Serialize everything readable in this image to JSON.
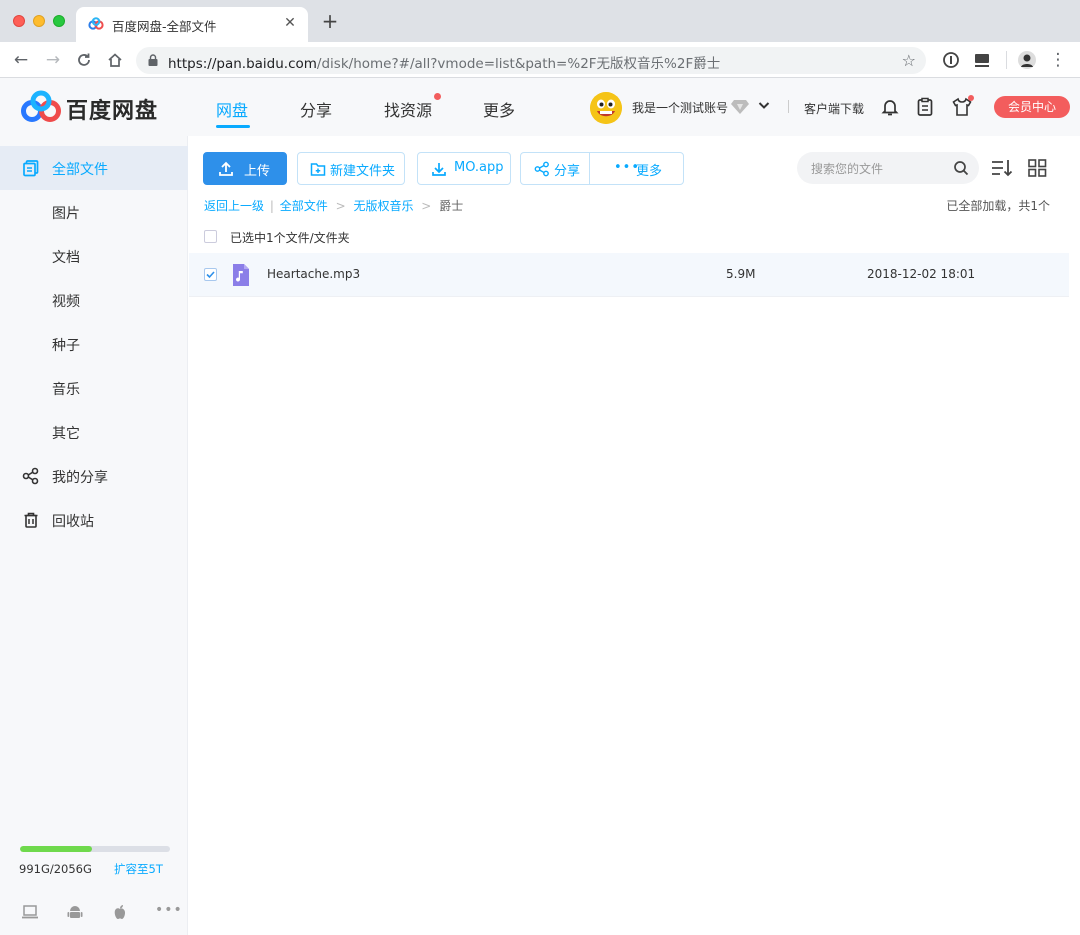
{
  "browser": {
    "tab_title": "百度网盘-全部文件",
    "url_host": "https://pan.baidu.com",
    "url_path": "/disk/home?#/all?vmode=list&path=%2F无版权音乐%2F爵士"
  },
  "header": {
    "logo_text": "百度网盘",
    "nav": [
      {
        "label": "网盘",
        "active": true
      },
      {
        "label": "分享"
      },
      {
        "label": "找资源",
        "badge_dot": true
      },
      {
        "label": "更多"
      }
    ],
    "username": "我是一个测试账号",
    "client_download": "客户端下载",
    "vip_center": "会员中心"
  },
  "sidebar": {
    "items": [
      {
        "label": "全部文件",
        "active": true,
        "icon": "files-icon"
      },
      {
        "label": "图片"
      },
      {
        "label": "文档"
      },
      {
        "label": "视频"
      },
      {
        "label": "种子"
      },
      {
        "label": "音乐"
      },
      {
        "label": "其它"
      },
      {
        "label": "我的分享",
        "icon": "share-icon"
      },
      {
        "label": "回收站",
        "icon": "trash-icon"
      }
    ],
    "quota": {
      "used_text": "991G/2056G",
      "used_fraction": 0.482,
      "expand_label": "扩容至5T"
    }
  },
  "toolbar": {
    "upload": "上传",
    "new_folder": "新建文件夹",
    "download": "MO.app",
    "share": "分享",
    "more": "更多",
    "search_placeholder": "搜索您的文件"
  },
  "breadcrumb": {
    "back": "返回上一级",
    "sep1": "|",
    "items": [
      "全部文件",
      "无版权音乐",
      "爵士"
    ],
    "arrow": ">"
  },
  "loaded_text": "已全部加载，共1个",
  "selection_text": "已选中1个文件/文件夹",
  "files": [
    {
      "name": "Heartache.mp3",
      "size": "5.9M",
      "modified": "2018-12-02 18:01",
      "checked": true
    }
  ],
  "colors": {
    "accent": "#09aaff",
    "primary_button": "#2e90ea",
    "vip": "#f35d5d",
    "quota_fill": "#6fd94c"
  }
}
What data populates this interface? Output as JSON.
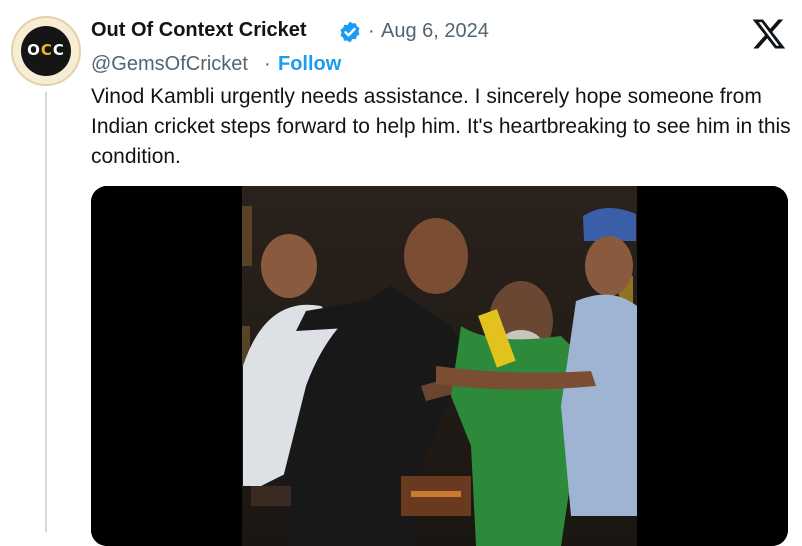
{
  "author": {
    "name": "Out Of Context Cricket",
    "handle": "@GemsOfCricket",
    "avatar_text": "OCC",
    "verified": true
  },
  "meta": {
    "separator": "·",
    "date": "Aug 6, 2024",
    "follow_label": "Follow"
  },
  "tweet": {
    "text": "Vinod Kambli urgently needs assistance. I sincerely hope someone from Indian cricket steps forward to help him. It's heartbreaking to see him in this condition."
  },
  "media": {
    "type": "video",
    "description_icon": "video-frame"
  },
  "icons": {
    "verified": "verified-badge-icon",
    "platform": "x-logo-icon"
  },
  "colors": {
    "link": "#1d9bf0",
    "secondary_text": "#536471",
    "primary_text": "#0f1419",
    "verified": "#1d9bf0"
  }
}
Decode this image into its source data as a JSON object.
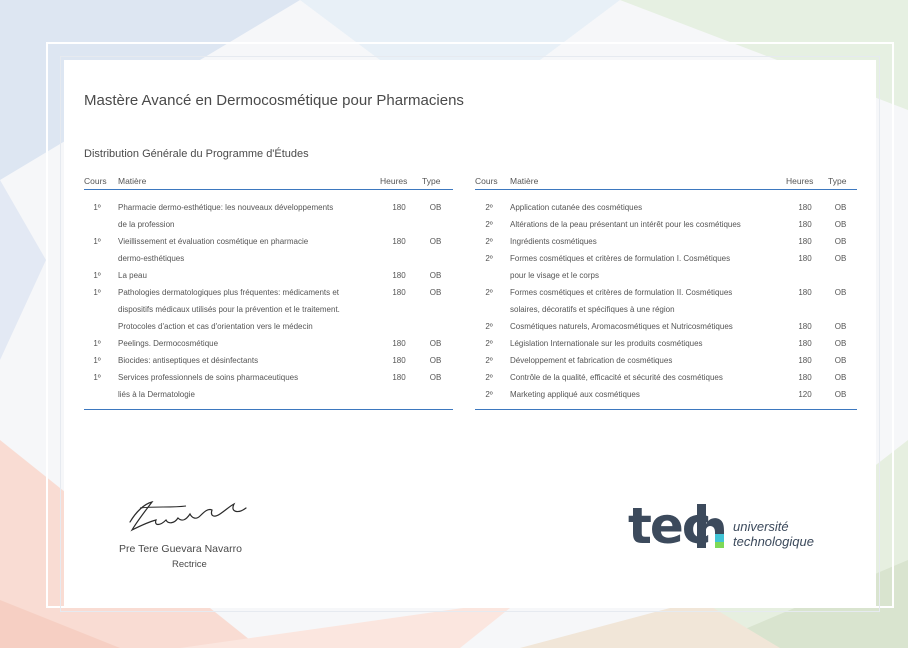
{
  "document": {
    "title": "Mastère Avancé en Dermocosmétique pour Pharmaciens",
    "subtitle": "Distribution Générale du Programme d'Études"
  },
  "table_headers": {
    "cours": "Cours",
    "matiere": "Matière",
    "heures": "Heures",
    "type": "Type"
  },
  "left_table": [
    {
      "cours": "1º",
      "matiere_lines": [
        "Pharmacie dermo-esthétique: les nouveaux développements",
        "de la profession"
      ],
      "heures": "180",
      "type": "OB"
    },
    {
      "cours": "1º",
      "matiere_lines": [
        "Vieillissement et évaluation cosmétique en pharmacie",
        "dermo-esthétiques"
      ],
      "heures": "180",
      "type": "OB"
    },
    {
      "cours": "1º",
      "matiere_lines": [
        "La peau"
      ],
      "heures": "180",
      "type": "OB"
    },
    {
      "cours": "1º",
      "matiere_lines": [
        "Pathologies dermatologiques plus fréquentes: médicaments et",
        "dispositifs médicaux utilisés pour la prévention et le traitement.",
        "Protocoles d'action et cas d'orientation vers le médecin"
      ],
      "heures": "180",
      "type": "OB"
    },
    {
      "cours": "1º",
      "matiere_lines": [
        "Peelings. Dermocosmétique"
      ],
      "heures": "180",
      "type": "OB"
    },
    {
      "cours": "1º",
      "matiere_lines": [
        "Biocides: antiseptiques et désinfectants"
      ],
      "heures": "180",
      "type": "OB"
    },
    {
      "cours": "1º",
      "matiere_lines": [
        "Services professionnels de soins pharmaceutiques",
        "liés à la Dermatologie"
      ],
      "heures": "180",
      "type": "OB"
    }
  ],
  "right_table": [
    {
      "cours": "2º",
      "matiere_lines": [
        "Application cutanée des cosmétiques"
      ],
      "heures": "180",
      "type": "OB"
    },
    {
      "cours": "2º",
      "matiere_lines": [
        "Altérations de la peau présentant un intérêt pour les cosmétiques"
      ],
      "heures": "180",
      "type": "OB"
    },
    {
      "cours": "2º",
      "matiere_lines": [
        "Ingrédients cosmétiques"
      ],
      "heures": "180",
      "type": "OB"
    },
    {
      "cours": "2º",
      "matiere_lines": [
        "Formes cosmétiques et critères de formulation I. Cosmétiques",
        "pour le visage et le corps"
      ],
      "heures": "180",
      "type": "OB"
    },
    {
      "cours": "2º",
      "matiere_lines": [
        "Formes cosmétiques et critères de formulation II. Cosmétiques",
        "solaires, décoratifs et spécifiques à une région"
      ],
      "heures": "180",
      "type": "OB"
    },
    {
      "cours": "2º",
      "matiere_lines": [
        "Cosmétiques naturels, Aromacosmétiques et Nutricosmétiques"
      ],
      "heures": "180",
      "type": "OB"
    },
    {
      "cours": "2º",
      "matiere_lines": [
        "Législation Internationale sur les produits cosmétiques"
      ],
      "heures": "180",
      "type": "OB"
    },
    {
      "cours": "2º",
      "matiere_lines": [
        "Développement et fabrication de cosmétiques"
      ],
      "heures": "180",
      "type": "OB"
    },
    {
      "cours": "2º",
      "matiere_lines": [
        "Contrôle de la qualité, efficacité et sécurité des cosmétiques"
      ],
      "heures": "180",
      "type": "OB"
    },
    {
      "cours": "2º",
      "matiere_lines": [
        "Marketing appliqué aux cosmétiques"
      ],
      "heures": "120",
      "type": "OB"
    }
  ],
  "signatory": {
    "name": "Pre Tere Guevara Navarro",
    "role": "Rectrice"
  },
  "logo": {
    "word": "tec",
    "letter_h": "h",
    "line1": "université",
    "line2": "technologique",
    "text_color": "#3c4a5c",
    "accent_color": "#41c4d6",
    "accent_color_2": "#7ed957"
  },
  "colors": {
    "rule": "#3d78bf"
  }
}
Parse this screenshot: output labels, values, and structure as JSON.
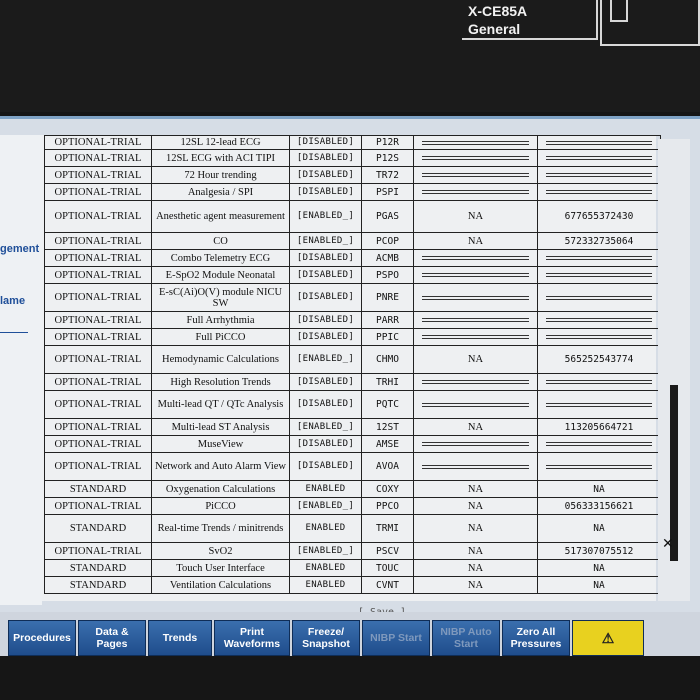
○ ○ ○ ○ ○
BRIEF
Scan the material above and determine how many lines include the word "JSON"; report only the number.

FINISHED TASK
4